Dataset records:
______

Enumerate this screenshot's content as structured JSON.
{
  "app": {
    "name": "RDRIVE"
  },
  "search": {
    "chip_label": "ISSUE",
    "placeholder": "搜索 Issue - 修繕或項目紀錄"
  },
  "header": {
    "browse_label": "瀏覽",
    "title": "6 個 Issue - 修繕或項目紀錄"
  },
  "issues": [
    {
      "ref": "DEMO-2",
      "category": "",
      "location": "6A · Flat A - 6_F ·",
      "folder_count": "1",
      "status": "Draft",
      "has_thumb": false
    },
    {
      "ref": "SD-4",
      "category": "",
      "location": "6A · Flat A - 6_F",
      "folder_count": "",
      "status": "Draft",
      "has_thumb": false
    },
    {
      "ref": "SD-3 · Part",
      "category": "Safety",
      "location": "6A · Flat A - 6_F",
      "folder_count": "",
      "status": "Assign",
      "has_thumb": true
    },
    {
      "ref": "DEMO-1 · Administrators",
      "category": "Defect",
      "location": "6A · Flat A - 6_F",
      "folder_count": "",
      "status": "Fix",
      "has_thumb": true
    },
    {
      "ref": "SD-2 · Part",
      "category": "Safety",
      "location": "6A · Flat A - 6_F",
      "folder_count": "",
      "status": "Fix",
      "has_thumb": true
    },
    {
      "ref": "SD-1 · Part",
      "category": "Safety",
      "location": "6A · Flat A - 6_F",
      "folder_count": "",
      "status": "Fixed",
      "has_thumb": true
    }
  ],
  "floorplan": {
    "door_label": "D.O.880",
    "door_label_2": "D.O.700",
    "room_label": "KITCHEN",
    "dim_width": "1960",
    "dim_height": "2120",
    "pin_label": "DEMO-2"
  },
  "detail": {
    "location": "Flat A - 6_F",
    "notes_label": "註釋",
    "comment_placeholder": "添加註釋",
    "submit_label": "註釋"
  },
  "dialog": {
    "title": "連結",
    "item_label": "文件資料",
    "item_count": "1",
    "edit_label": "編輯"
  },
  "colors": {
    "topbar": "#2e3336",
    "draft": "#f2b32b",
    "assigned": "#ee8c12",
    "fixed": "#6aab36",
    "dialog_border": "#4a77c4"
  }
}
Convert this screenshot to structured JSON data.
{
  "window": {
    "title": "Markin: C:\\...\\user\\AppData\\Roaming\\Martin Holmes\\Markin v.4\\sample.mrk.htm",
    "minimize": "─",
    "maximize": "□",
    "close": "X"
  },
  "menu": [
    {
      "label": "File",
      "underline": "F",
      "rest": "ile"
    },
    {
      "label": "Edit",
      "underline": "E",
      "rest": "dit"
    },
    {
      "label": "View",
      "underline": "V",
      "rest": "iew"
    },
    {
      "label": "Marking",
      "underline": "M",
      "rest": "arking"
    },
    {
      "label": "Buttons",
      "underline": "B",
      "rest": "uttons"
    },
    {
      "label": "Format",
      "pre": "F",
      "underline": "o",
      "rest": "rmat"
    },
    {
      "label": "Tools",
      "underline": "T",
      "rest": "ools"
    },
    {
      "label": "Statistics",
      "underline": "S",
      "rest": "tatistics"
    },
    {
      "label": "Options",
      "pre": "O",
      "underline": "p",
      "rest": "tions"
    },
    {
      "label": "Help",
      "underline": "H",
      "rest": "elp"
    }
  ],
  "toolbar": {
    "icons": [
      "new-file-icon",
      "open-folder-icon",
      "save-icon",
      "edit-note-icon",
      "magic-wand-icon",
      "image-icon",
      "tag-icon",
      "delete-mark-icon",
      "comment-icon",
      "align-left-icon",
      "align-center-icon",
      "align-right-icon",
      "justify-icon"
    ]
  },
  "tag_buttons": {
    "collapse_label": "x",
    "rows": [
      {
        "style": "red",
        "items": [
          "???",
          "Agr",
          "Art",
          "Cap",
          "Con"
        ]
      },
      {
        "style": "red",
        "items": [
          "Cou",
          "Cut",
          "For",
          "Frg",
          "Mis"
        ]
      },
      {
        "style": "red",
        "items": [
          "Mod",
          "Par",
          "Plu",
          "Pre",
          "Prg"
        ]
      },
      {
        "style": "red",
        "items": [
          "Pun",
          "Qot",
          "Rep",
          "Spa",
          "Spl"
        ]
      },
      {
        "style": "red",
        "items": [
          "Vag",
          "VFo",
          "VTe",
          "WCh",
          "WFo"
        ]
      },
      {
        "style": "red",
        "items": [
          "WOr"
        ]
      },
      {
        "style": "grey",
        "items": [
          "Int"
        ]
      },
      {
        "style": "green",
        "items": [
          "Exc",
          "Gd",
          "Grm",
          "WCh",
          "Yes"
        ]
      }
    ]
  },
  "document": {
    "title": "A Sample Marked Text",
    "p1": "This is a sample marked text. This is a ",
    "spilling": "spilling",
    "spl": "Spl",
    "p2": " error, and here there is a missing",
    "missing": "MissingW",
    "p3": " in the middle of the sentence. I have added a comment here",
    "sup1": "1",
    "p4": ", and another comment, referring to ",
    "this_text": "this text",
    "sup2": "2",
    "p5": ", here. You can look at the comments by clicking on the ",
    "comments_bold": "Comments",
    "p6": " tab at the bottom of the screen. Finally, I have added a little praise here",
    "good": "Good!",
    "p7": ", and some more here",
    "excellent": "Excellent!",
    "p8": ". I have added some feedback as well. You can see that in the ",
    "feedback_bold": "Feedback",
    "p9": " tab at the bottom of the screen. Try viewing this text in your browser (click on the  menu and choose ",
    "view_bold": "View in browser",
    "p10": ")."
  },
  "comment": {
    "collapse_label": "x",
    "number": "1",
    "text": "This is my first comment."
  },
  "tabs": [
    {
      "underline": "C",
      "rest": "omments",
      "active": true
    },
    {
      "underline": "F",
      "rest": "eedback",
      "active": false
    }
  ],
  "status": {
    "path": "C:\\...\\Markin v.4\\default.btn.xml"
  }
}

______

#### Problem description
Give the entries once more, exactly as they appear.

#### The reply
Enumerate this screenshot's content as structured JSON.
{
  "app": {
    "name": "RDRIVE"
  },
  "search": {
    "chip_label": "ISSUE",
    "placeholder": "搜索 Issue - 修繕或項目紀錄"
  },
  "header": {
    "browse_label": "瀏覽",
    "title": "6 個 Issue - 修繕或項目紀錄"
  },
  "issues": [
    {
      "ref": "DEMO-2",
      "category": "",
      "location": "6A · Flat A - 6_F ·",
      "folder_count": "1",
      "status": "Draft",
      "has_thumb": false
    },
    {
      "ref": "SD-4",
      "category": "",
      "location": "6A · Flat A - 6_F",
      "folder_count": "",
      "status": "Draft",
      "has_thumb": false
    },
    {
      "ref": "SD-3 · Part",
      "category": "Safety",
      "location": "6A · Flat A - 6_F",
      "folder_count": "",
      "status": "Assign",
      "has_thumb": true
    },
    {
      "ref": "DEMO-1 · Administrators",
      "category": "Defect",
      "location": "6A · Flat A - 6_F",
      "folder_count": "",
      "status": "Fix",
      "has_thumb": true
    },
    {
      "ref": "SD-2 · Part",
      "category": "Safety",
      "location": "6A · Flat A - 6_F",
      "folder_count": "",
      "status": "Fix",
      "has_thumb": true
    },
    {
      "ref": "SD-1 · Part",
      "category": "Safety",
      "location": "6A · Flat A - 6_F",
      "folder_count": "",
      "status": "Fixed",
      "has_thumb": true
    }
  ],
  "floorplan": {
    "door_label": "D.O.880",
    "door_label_2": "D.O.700",
    "room_label": "KITCHEN",
    "dim_width": "1960",
    "dim_height": "2120",
    "pin_label": "DEMO-2"
  },
  "detail": {
    "location": "Flat A - 6_F",
    "notes_label": "註釋",
    "comment_placeholder": "添加註釋",
    "submit_label": "註釋"
  },
  "dialog": {
    "title": "連結",
    "item_label": "文件資料",
    "item_count": "1",
    "edit_label": "編輯"
  },
  "colors": {
    "topbar": "#2e3336",
    "draft": "#f2b32b",
    "assigned": "#ee8c12",
    "fixed": "#6aab36",
    "dialog_border": "#4a77c4"
  }
}
Convert this screenshot to structured JSON data.
{
  "window": {
    "title": "Markin: C:\\...\\user\\AppData\\Roaming\\Martin Holmes\\Markin v.4\\sample.mrk.htm",
    "minimize": "─",
    "maximize": "□",
    "close": "X"
  },
  "menu": [
    {
      "label": "File",
      "underline": "F",
      "rest": "ile"
    },
    {
      "label": "Edit",
      "underline": "E",
      "rest": "dit"
    },
    {
      "label": "View",
      "underline": "V",
      "rest": "iew"
    },
    {
      "label": "Marking",
      "underline": "M",
      "rest": "arking"
    },
    {
      "label": "Buttons",
      "underline": "B",
      "rest": "uttons"
    },
    {
      "label": "Format",
      "pre": "F",
      "underline": "o",
      "rest": "rmat"
    },
    {
      "label": "Tools",
      "underline": "T",
      "rest": "ools"
    },
    {
      "label": "Statistics",
      "underline": "S",
      "rest": "tatistics"
    },
    {
      "label": "Options",
      "pre": "O",
      "underline": "p",
      "rest": "tions"
    },
    {
      "label": "Help",
      "underline": "H",
      "rest": "elp"
    }
  ],
  "toolbar": {
    "icons": [
      "new-file-icon",
      "open-folder-icon",
      "save-icon",
      "edit-note-icon",
      "magic-wand-icon",
      "image-icon",
      "tag-icon",
      "delete-mark-icon",
      "comment-icon",
      "align-left-icon",
      "align-center-icon",
      "align-right-icon",
      "justify-icon"
    ]
  },
  "tag_buttons": {
    "collapse_label": "x",
    "rows": [
      {
        "style": "red",
        "items": [
          "???",
          "Agr",
          "Art",
          "Cap",
          "Con"
        ]
      },
      {
        "style": "red",
        "items": [
          "Cou",
          "Cut",
          "For",
          "Frg",
          "Mis"
        ]
      },
      {
        "style": "red",
        "items": [
          "Mod",
          "Par",
          "Plu",
          "Pre",
          "Prg"
        ]
      },
      {
        "style": "red",
        "items": [
          "Pun",
          "Qot",
          "Rep",
          "Spa",
          "Spl"
        ]
      },
      {
        "style": "red",
        "items": [
          "Vag",
          "VFo",
          "VTe",
          "WCh",
          "WFo"
        ]
      },
      {
        "style": "red",
        "items": [
          "WOr"
        ]
      },
      {
        "style": "grey",
        "items": [
          "Int"
        ]
      },
      {
        "style": "green",
        "items": [
          "Exc",
          "Gd",
          "Grm",
          "WCh",
          "Yes"
        ]
      }
    ]
  },
  "document": {
    "title": "A Sample Marked Text",
    "p1": "This is a sample marked text. This is a ",
    "spilling": "spilling",
    "spl": "Spl",
    "p2": " error, and here there is a missing",
    "missing": "MissingW",
    "p3": " in the middle of the sentence. I have added a comment here",
    "sup1": "1",
    "p4": ", and another comment, referring to ",
    "this_text": "this text",
    "sup2": "2",
    "p5": ", here. You can look at the comments by clicking on the ",
    "comments_bold": "Comments",
    "p6": " tab at the bottom of the screen. Finally, I have added a little praise here",
    "good": "Good!",
    "p7": ", and some more here",
    "excellent": "Excellent!",
    "p8": ". I have added some feedback as well. You can see that in the ",
    "feedback_bold": "Feedback",
    "p9": " tab at the bottom of the screen. Try viewing this text in your browser (click on the  menu and choose ",
    "view_bold": "View in browser",
    "p10": ")."
  },
  "comment": {
    "collapse_label": "x",
    "number": "1",
    "text": "This is my first comment."
  },
  "tabs": [
    {
      "underline": "C",
      "rest": "omments",
      "active": true
    },
    {
      "underline": "F",
      "rest": "eedback",
      "active": false
    }
  ],
  "status": {
    "path": "C:\\...\\Markin v.4\\default.btn.xml"
  }
}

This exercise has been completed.